--- Document excerpt ---

The program worked closely with the GHS to design and implement activities and as a result was required to work in three separate districts. With the goal of evaluating program activities, it was important to ensure that there were three study arms so that we could tease out the added benefit of including an incentive while providing a comparison group composed of communities that did not receive an intervention. The complexity of the study design coupled with the need to address GHS needs created some challenges for the evaluation and program implementation. For program implementation, the proximity of communities participating in the program created an issue where messaging communities felt frustrated that they were not receiving an incentive. The program responded by encouraging the messaging communities to outperform the incentive communities. We also found evidence of spillover across study arms due to the proximity of the study sites. These contextual factors may have influenced the findings that there were improvements across all three study arms and may have mitigated the program effect for communities receiving the incentive. Additional factors that may have mitigated the results were that there were some resource flow constraints that interrupted program activities during 6 months of the 2-year program and the fact that some of the behaviors were high at the onset of activities, which made it challenging to register a significant change over time.

--- Listed records ---

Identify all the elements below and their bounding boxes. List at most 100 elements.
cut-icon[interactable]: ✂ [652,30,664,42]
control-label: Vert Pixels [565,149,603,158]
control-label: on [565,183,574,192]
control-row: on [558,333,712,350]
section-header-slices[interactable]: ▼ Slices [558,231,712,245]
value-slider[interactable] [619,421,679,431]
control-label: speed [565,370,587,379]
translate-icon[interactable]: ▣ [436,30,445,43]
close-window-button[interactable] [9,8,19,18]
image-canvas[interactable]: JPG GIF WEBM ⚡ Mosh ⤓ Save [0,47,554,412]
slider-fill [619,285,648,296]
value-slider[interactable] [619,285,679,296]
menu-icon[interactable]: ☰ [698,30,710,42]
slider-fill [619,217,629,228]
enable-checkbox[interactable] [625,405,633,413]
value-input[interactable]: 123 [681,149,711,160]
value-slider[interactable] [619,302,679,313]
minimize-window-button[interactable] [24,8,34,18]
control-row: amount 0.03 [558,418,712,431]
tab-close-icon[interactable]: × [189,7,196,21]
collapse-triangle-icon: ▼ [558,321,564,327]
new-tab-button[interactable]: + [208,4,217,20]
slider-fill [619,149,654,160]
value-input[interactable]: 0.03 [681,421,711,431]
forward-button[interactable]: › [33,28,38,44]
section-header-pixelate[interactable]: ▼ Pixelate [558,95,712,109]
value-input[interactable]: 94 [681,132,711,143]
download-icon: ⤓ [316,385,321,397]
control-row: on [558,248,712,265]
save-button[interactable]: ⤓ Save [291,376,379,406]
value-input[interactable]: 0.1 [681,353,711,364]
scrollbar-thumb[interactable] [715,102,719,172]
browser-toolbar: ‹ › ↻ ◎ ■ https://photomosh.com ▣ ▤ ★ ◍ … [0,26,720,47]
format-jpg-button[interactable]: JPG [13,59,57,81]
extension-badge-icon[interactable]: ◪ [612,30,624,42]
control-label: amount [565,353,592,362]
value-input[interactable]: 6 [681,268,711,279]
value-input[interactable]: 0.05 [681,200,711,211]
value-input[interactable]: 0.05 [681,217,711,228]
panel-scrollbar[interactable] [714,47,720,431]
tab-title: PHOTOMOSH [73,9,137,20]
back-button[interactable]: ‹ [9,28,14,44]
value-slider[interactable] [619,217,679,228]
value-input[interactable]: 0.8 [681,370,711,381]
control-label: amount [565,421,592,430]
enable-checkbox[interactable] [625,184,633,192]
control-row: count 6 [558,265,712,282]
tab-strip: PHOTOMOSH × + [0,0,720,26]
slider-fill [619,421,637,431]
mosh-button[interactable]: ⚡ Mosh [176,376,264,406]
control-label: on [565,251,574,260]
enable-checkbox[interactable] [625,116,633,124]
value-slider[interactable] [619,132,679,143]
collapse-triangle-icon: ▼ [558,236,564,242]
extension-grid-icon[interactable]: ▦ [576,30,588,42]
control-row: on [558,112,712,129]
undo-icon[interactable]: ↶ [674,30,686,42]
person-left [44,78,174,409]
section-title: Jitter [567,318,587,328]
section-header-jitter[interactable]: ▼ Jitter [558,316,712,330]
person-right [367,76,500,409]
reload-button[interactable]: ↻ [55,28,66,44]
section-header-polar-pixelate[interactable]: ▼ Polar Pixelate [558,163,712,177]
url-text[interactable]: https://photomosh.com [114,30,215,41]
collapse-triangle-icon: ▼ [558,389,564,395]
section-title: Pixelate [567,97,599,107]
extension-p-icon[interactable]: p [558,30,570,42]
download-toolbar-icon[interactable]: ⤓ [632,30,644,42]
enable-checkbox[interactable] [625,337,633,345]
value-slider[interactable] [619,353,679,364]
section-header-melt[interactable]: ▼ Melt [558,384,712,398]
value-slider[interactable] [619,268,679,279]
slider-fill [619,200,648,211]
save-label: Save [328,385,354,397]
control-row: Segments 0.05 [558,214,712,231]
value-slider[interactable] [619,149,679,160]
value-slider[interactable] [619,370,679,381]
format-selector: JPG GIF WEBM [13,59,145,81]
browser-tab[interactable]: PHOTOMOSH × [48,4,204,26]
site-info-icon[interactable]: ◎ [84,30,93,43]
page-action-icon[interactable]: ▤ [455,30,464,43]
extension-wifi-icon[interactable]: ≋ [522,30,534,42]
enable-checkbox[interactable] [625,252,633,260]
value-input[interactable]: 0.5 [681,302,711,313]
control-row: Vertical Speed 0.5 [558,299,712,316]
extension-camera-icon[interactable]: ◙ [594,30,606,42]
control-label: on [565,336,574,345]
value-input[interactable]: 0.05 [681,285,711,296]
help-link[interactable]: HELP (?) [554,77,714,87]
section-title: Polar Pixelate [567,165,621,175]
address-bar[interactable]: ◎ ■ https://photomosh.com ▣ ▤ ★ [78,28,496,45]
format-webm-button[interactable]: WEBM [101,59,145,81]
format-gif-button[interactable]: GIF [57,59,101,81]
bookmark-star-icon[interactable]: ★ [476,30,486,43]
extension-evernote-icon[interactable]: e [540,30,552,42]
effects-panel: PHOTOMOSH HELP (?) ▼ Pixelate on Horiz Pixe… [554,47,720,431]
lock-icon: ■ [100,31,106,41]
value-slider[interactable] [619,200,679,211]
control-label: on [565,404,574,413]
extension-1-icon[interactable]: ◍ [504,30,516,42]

---

▶ [Directions]
In the program evaluation excerpt, how did the program respond when messaging communities were frustrated that they were not receiving an incentive?

▶ [Exercise solution]
It encouraged the messaging communities to outperform the incentive communities.